• **Exercise aim**: Exclude images, then output the remaining data verbatim.

• **Dataset records**:

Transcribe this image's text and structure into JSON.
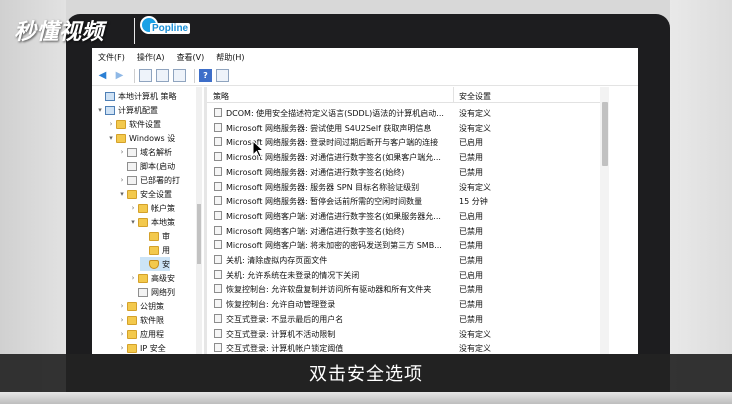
{
  "watermark": {
    "logo": "秒懂视频",
    "brand": "Popline"
  },
  "menu": [
    "文件(F)",
    "操作(A)",
    "查看(V)",
    "帮助(H)"
  ],
  "tree": [
    {
      "label": "本地计算机 策略",
      "icon": "computer-icon",
      "chevron": ""
    },
    {
      "label": "计算机配置",
      "icon": "computer-icon",
      "chevron": "▾"
    },
    {
      "label": "软件设置",
      "icon": "folder-icon",
      "chevron": "›"
    },
    {
      "label": "Windows 设",
      "icon": "folder-icon",
      "chevron": "▾"
    },
    {
      "label": "域名解析",
      "icon": "document-icon",
      "chevron": "›"
    },
    {
      "label": "脚本(启动",
      "icon": "document-icon",
      "chevron": ""
    },
    {
      "label": "已部署的打",
      "icon": "document-icon",
      "chevron": "›"
    },
    {
      "label": "安全设置",
      "icon": "folder-icon",
      "chevron": "▾"
    },
    {
      "label": "帐户策",
      "icon": "folder-icon",
      "chevron": "›"
    },
    {
      "label": "本地策",
      "icon": "folder-icon",
      "chevron": "▾"
    },
    {
      "label": "审",
      "icon": "folder-icon",
      "chevron": ""
    },
    {
      "label": "用",
      "icon": "folder-icon",
      "chevron": ""
    },
    {
      "label": "安",
      "icon": "shield-icon",
      "chevron": ""
    },
    {
      "label": "高级安",
      "icon": "folder-icon",
      "chevron": "›"
    },
    {
      "label": "网络列",
      "icon": "document-icon",
      "chevron": ""
    },
    {
      "label": "公钥策",
      "icon": "folder-icon",
      "chevron": "›"
    },
    {
      "label": "软件限",
      "icon": "folder-icon",
      "chevron": "›"
    },
    {
      "label": "应用程",
      "icon": "folder-icon",
      "chevron": "›"
    },
    {
      "label": "IP 安全",
      "icon": "folder-icon",
      "chevron": "›"
    }
  ],
  "list": {
    "headers": {
      "policy": "策略",
      "setting": "安全设置"
    },
    "rows": [
      {
        "policy": "DCOM: 使用安全描述符定义语言(SDDL)语法的计算机启动...",
        "setting": "没有定义"
      },
      {
        "policy": "Microsoft 网络服务器: 尝试使用 S4U2Self 获取声明信息",
        "setting": "没有定义"
      },
      {
        "policy": "Microsoft 网络服务器: 登录时间过期后断开与客户端的连接",
        "setting": "已启用"
      },
      {
        "policy": "Microsoft 网络服务器: 对通信进行数字签名(如果客户端允...",
        "setting": "已禁用"
      },
      {
        "policy": "Microsoft 网络服务器: 对通信进行数字签名(始终)",
        "setting": "已禁用"
      },
      {
        "policy": "Microsoft 网络服务器: 服务器 SPN 目标名称验证级别",
        "setting": "没有定义"
      },
      {
        "policy": "Microsoft 网络服务器: 暂停会话前所需的空闲时间数量",
        "setting": "15 分钟"
      },
      {
        "policy": "Microsoft 网络客户端: 对通信进行数字签名(如果服务器允...",
        "setting": "已启用"
      },
      {
        "policy": "Microsoft 网络客户端: 对通信进行数字签名(始终)",
        "setting": "已禁用"
      },
      {
        "policy": "Microsoft 网络客户端: 将未加密的密码发送到第三方 SMB...",
        "setting": "已禁用"
      },
      {
        "policy": "关机: 清除虚拟内存页面文件",
        "setting": "已禁用"
      },
      {
        "policy": "关机: 允许系统在未登录的情况下关闭",
        "setting": "已启用"
      },
      {
        "policy": "恢复控制台: 允许软盘复制并访问所有驱动器和所有文件夹",
        "setting": "已禁用"
      },
      {
        "policy": "恢复控制台: 允许自动管理登录",
        "setting": "已禁用"
      },
      {
        "policy": "交互式登录: 不显示最后的用户名",
        "setting": "已禁用"
      },
      {
        "policy": "交互式登录: 计算机不活动限制",
        "setting": "没有定义"
      },
      {
        "policy": "交互式登录: 计算机帐户锁定阈值",
        "setting": "没有定义"
      }
    ]
  },
  "caption": "双击安全选项",
  "colors": {
    "caption_bg": "#232323",
    "bezel": "#1d1d1f",
    "folder": "#f3c94d",
    "nav_arrow": "#2a7fd4"
  }
}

• **Answer to this task**:
Transcribe this image's text and structure into JSON.
{
  "watermark": {
    "logo": "秒懂视频",
    "brand": "Popline"
  },
  "menu": [
    "文件(F)",
    "操作(A)",
    "查看(V)",
    "帮助(H)"
  ],
  "tree": [
    {
      "label": "本地计算机 策略",
      "icon": "computer-icon",
      "chevron": ""
    },
    {
      "label": "计算机配置",
      "icon": "computer-icon",
      "chevron": "▾"
    },
    {
      "label": "软件设置",
      "icon": "folder-icon",
      "chevron": "›"
    },
    {
      "label": "Windows 设",
      "icon": "folder-icon",
      "chevron": "▾"
    },
    {
      "label": "域名解析",
      "icon": "document-icon",
      "chevron": "›"
    },
    {
      "label": "脚本(启动",
      "icon": "document-icon",
      "chevron": ""
    },
    {
      "label": "已部署的打",
      "icon": "document-icon",
      "chevron": "›"
    },
    {
      "label": "安全设置",
      "icon": "folder-icon",
      "chevron": "▾"
    },
    {
      "label": "帐户策",
      "icon": "folder-icon",
      "chevron": "›"
    },
    {
      "label": "本地策",
      "icon": "folder-icon",
      "chevron": "▾"
    },
    {
      "label": "审",
      "icon": "folder-icon",
      "chevron": ""
    },
    {
      "label": "用",
      "icon": "folder-icon",
      "chevron": ""
    },
    {
      "label": "安",
      "icon": "shield-icon",
      "chevron": ""
    },
    {
      "label": "高级安",
      "icon": "folder-icon",
      "chevron": "›"
    },
    {
      "label": "网络列",
      "icon": "document-icon",
      "chevron": ""
    },
    {
      "label": "公钥策",
      "icon": "folder-icon",
      "chevron": "›"
    },
    {
      "label": "软件限",
      "icon": "folder-icon",
      "chevron": "›"
    },
    {
      "label": "应用程",
      "icon": "folder-icon",
      "chevron": "›"
    },
    {
      "label": "IP 安全",
      "icon": "folder-icon",
      "chevron": "›"
    }
  ],
  "list": {
    "headers": {
      "policy": "策略",
      "setting": "安全设置"
    },
    "rows": [
      {
        "policy": "DCOM: 使用安全描述符定义语言(SDDL)语法的计算机启动...",
        "setting": "没有定义"
      },
      {
        "policy": "Microsoft 网络服务器: 尝试使用 S4U2Self 获取声明信息",
        "setting": "没有定义"
      },
      {
        "policy": "Microsoft 网络服务器: 登录时间过期后断开与客户端的连接",
        "setting": "已启用"
      },
      {
        "policy": "Microsoft 网络服务器: 对通信进行数字签名(如果客户端允...",
        "setting": "已禁用"
      },
      {
        "policy": "Microsoft 网络服务器: 对通信进行数字签名(始终)",
        "setting": "已禁用"
      },
      {
        "policy": "Microsoft 网络服务器: 服务器 SPN 目标名称验证级别",
        "setting": "没有定义"
      },
      {
        "policy": "Microsoft 网络服务器: 暂停会话前所需的空闲时间数量",
        "setting": "15 分钟"
      },
      {
        "policy": "Microsoft 网络客户端: 对通信进行数字签名(如果服务器允...",
        "setting": "已启用"
      },
      {
        "policy": "Microsoft 网络客户端: 对通信进行数字签名(始终)",
        "setting": "已禁用"
      },
      {
        "policy": "Microsoft 网络客户端: 将未加密的密码发送到第三方 SMB...",
        "setting": "已禁用"
      },
      {
        "policy": "关机: 清除虚拟内存页面文件",
        "setting": "已禁用"
      },
      {
        "policy": "关机: 允许系统在未登录的情况下关闭",
        "setting": "已启用"
      },
      {
        "policy": "恢复控制台: 允许软盘复制并访问所有驱动器和所有文件夹",
        "setting": "已禁用"
      },
      {
        "policy": "恢复控制台: 允许自动管理登录",
        "setting": "已禁用"
      },
      {
        "policy": "交互式登录: 不显示最后的用户名",
        "setting": "已禁用"
      },
      {
        "policy": "交互式登录: 计算机不活动限制",
        "setting": "没有定义"
      },
      {
        "policy": "交互式登录: 计算机帐户锁定阈值",
        "setting": "没有定义"
      }
    ]
  },
  "caption": "双击安全选项",
  "colors": {
    "caption_bg": "#232323",
    "bezel": "#1d1d1f",
    "folder": "#f3c94d",
    "nav_arrow": "#2a7fd4"
  }
}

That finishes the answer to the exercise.